### [What the exercise asks]
Locate the lines where "JSON" occurs and copy them as they stand.

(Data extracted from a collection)
____
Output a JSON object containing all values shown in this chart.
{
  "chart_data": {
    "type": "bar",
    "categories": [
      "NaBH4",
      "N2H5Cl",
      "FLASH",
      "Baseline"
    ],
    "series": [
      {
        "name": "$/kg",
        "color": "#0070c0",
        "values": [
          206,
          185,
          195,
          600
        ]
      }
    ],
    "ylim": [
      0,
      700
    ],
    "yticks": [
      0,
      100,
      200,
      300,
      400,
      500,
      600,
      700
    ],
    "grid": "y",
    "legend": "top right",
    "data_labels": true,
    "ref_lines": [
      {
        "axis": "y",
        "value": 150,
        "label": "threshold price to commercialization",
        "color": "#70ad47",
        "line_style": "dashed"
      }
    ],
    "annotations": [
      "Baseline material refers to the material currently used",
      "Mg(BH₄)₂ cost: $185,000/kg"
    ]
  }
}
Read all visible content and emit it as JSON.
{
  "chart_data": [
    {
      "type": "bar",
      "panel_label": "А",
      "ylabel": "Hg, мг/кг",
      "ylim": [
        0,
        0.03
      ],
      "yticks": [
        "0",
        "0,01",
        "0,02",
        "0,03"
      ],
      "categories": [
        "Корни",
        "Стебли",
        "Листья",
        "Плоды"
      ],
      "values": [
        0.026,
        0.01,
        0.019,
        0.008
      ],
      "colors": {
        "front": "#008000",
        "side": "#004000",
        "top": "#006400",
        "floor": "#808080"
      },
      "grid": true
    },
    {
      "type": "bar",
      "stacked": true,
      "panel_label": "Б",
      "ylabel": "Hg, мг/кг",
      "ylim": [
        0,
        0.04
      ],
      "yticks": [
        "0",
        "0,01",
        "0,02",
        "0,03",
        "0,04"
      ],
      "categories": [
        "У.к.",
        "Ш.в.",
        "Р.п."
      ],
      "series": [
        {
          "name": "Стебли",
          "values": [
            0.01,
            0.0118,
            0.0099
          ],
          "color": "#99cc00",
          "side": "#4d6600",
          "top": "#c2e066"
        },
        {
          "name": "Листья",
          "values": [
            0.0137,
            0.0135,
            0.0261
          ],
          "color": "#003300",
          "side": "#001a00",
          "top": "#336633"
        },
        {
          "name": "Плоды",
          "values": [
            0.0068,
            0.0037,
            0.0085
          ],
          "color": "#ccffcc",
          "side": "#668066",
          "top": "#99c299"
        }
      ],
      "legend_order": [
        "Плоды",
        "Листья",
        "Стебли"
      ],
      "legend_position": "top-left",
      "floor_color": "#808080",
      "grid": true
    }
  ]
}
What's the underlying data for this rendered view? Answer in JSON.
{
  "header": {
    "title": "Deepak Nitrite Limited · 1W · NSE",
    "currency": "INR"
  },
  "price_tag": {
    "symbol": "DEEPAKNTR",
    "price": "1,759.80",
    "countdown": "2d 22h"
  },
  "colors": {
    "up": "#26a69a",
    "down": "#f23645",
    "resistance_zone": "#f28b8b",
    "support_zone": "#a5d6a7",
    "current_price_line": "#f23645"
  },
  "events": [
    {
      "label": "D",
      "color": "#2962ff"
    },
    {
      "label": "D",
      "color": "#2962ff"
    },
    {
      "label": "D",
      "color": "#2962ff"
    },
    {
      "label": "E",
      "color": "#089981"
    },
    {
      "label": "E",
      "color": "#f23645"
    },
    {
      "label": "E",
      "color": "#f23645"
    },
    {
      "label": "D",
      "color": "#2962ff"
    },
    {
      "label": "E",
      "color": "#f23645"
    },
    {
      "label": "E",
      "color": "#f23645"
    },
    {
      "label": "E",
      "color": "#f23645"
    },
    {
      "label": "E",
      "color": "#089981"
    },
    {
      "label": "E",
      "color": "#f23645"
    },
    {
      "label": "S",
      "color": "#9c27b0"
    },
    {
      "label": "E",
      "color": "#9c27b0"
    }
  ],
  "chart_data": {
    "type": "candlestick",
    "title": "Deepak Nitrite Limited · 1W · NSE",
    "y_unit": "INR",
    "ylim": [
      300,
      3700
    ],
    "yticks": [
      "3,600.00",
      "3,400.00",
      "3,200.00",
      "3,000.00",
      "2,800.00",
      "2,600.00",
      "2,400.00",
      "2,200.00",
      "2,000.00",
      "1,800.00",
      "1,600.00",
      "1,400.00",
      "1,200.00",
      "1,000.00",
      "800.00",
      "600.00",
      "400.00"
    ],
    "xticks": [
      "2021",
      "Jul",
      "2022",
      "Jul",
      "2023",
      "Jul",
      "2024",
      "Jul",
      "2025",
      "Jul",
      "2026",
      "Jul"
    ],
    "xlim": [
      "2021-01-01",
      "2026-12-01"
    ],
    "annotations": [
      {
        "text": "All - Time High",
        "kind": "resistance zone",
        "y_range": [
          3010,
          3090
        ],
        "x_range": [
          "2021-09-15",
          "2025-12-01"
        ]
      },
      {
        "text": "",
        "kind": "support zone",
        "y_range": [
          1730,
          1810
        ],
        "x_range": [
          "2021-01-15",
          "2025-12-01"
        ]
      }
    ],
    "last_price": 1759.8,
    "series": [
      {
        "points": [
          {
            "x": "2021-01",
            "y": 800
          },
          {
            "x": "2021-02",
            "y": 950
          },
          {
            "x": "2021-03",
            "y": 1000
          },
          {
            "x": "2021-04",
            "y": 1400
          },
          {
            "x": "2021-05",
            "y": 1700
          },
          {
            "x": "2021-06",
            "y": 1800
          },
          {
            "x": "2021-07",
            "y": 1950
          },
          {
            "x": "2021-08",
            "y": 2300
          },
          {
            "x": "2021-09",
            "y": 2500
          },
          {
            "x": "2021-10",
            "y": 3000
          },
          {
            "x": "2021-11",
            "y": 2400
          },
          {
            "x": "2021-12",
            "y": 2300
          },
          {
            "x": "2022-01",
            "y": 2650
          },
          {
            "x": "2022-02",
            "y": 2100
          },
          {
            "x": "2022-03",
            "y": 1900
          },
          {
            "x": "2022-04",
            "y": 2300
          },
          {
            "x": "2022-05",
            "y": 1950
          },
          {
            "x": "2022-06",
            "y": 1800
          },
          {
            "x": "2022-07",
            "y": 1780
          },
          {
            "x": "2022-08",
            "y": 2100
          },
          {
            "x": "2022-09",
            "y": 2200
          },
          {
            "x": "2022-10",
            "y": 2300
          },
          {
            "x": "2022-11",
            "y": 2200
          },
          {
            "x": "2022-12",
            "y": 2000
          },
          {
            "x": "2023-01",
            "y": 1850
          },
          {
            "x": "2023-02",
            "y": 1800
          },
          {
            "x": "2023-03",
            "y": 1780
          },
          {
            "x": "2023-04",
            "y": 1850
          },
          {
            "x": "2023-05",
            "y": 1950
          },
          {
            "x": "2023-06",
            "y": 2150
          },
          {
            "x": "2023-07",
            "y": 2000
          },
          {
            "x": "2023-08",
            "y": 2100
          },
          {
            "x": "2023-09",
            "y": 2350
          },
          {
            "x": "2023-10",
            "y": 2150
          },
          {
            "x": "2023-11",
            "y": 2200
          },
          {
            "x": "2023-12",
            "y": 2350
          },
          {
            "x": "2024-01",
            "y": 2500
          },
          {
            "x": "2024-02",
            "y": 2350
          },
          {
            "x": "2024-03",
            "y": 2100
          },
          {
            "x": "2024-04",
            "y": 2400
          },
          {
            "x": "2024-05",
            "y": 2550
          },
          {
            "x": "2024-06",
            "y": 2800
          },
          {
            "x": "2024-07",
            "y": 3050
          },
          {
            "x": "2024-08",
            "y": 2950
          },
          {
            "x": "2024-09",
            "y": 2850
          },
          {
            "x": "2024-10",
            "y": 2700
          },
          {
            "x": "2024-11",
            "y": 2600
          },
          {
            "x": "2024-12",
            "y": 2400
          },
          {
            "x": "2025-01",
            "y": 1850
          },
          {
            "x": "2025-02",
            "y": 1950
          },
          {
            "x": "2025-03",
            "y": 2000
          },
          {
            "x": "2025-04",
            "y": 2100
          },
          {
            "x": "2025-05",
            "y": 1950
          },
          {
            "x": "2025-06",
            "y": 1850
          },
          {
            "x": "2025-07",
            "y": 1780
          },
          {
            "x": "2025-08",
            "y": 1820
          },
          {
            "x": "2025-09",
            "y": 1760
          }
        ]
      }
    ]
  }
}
____
### [Complete output]
Output a JSON object containing all values shown in this chart.
Read all visible content and emit it as JSON.
What's the underlying data for this rendered view? Answer in JSON.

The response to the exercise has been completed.